▶ Task description: Locate the string "text" in the listing below. Copy every line where it is found.
+++++
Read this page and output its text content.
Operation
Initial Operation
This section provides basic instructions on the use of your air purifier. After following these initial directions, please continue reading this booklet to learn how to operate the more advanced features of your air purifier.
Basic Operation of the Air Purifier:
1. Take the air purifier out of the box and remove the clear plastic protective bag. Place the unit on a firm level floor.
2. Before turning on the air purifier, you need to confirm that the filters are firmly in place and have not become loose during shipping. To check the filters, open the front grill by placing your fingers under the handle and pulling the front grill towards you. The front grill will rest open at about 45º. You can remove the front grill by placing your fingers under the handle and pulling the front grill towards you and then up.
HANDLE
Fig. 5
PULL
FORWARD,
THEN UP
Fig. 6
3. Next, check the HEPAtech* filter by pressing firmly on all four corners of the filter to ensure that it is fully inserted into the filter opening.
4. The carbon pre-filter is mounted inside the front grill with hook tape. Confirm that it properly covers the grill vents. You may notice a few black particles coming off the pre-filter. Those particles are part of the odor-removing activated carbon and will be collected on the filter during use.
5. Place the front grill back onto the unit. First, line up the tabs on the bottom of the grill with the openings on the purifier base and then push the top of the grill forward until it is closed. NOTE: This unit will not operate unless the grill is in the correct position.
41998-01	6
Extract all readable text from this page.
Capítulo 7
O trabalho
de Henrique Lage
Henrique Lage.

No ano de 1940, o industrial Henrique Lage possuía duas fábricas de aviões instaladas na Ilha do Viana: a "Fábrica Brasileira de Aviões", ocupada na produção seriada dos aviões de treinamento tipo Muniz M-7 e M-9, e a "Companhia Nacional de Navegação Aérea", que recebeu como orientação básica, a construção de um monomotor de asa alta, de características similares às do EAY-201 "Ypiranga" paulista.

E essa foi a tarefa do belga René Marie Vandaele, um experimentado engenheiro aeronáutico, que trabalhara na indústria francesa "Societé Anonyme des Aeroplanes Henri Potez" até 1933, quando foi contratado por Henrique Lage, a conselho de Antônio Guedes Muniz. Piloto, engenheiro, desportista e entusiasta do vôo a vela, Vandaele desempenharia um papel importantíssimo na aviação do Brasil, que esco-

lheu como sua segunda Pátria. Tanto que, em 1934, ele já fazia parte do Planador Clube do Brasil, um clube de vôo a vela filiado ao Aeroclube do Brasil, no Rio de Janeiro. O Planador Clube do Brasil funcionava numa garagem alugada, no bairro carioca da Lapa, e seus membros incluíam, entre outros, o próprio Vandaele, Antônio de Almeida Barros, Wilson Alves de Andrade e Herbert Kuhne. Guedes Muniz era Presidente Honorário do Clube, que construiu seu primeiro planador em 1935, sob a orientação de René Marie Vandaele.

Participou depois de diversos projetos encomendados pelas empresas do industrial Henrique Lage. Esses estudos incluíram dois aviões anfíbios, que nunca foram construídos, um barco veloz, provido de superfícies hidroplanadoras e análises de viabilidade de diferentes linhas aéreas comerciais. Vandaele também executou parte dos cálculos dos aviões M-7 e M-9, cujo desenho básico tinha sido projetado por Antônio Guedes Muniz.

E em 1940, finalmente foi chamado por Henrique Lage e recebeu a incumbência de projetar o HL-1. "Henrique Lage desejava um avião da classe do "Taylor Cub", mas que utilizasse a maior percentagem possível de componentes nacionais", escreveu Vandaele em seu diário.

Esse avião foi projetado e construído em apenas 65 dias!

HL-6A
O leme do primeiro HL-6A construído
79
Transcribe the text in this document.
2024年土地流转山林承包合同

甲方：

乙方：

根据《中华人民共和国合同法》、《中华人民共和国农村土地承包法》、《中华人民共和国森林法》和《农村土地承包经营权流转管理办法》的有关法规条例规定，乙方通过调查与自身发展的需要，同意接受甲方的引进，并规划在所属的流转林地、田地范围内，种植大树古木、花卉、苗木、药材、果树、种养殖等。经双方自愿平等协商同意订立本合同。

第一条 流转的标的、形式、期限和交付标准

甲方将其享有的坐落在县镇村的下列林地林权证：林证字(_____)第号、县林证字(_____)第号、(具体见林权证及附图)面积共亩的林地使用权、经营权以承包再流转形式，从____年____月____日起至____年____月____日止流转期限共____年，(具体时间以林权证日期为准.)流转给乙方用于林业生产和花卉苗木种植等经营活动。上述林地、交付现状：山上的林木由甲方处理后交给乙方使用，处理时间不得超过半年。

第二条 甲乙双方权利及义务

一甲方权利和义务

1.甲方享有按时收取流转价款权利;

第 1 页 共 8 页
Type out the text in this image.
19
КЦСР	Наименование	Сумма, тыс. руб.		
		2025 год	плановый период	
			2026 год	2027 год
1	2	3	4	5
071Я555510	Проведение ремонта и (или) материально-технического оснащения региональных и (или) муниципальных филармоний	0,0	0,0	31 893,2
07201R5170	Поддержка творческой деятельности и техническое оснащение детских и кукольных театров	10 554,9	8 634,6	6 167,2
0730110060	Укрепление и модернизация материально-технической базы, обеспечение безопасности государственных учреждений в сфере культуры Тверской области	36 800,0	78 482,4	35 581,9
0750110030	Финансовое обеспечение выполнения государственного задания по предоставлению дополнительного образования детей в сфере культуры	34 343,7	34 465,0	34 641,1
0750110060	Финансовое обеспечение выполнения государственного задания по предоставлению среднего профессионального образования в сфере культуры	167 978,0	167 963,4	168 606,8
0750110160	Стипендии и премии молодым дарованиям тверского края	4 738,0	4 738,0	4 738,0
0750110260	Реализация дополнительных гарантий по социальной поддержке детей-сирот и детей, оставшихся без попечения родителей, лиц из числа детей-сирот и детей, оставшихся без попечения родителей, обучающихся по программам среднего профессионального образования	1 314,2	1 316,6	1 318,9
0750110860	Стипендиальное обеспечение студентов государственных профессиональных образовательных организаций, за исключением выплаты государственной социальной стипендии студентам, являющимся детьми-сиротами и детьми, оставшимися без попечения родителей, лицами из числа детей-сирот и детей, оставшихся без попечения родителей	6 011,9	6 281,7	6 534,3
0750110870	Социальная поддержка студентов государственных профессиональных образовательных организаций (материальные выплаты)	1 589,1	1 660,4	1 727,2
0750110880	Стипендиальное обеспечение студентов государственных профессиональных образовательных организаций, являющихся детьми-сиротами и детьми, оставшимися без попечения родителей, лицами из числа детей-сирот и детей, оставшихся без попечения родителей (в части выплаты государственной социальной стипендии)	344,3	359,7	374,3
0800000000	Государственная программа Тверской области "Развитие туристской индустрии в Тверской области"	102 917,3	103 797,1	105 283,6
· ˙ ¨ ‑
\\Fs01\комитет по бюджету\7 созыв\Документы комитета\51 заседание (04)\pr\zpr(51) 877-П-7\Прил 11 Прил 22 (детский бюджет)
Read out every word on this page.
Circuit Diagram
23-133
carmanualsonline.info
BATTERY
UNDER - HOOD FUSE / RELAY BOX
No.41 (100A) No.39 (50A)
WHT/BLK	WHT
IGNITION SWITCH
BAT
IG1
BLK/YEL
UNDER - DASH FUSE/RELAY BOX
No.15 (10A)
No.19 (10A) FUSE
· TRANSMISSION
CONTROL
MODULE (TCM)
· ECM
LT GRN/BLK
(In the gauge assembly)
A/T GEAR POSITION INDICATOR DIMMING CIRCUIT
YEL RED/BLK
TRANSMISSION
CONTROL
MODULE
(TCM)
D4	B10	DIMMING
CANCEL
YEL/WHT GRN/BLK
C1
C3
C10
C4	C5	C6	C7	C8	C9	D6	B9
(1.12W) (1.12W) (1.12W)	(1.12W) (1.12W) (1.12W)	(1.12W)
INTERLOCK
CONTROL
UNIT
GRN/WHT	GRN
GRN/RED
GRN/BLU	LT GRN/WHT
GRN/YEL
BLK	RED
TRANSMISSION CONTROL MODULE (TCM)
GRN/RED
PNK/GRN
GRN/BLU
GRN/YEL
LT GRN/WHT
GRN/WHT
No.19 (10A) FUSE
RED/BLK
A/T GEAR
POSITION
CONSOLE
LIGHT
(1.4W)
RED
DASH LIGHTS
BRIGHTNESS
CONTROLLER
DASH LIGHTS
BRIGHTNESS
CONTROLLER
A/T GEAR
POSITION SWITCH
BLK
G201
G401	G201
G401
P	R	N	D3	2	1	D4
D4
+++++
▶ The response:
Read this page and output its text content.
Extract all readable text from this page.
Transcribe the text in this document.
Type out the text in this image.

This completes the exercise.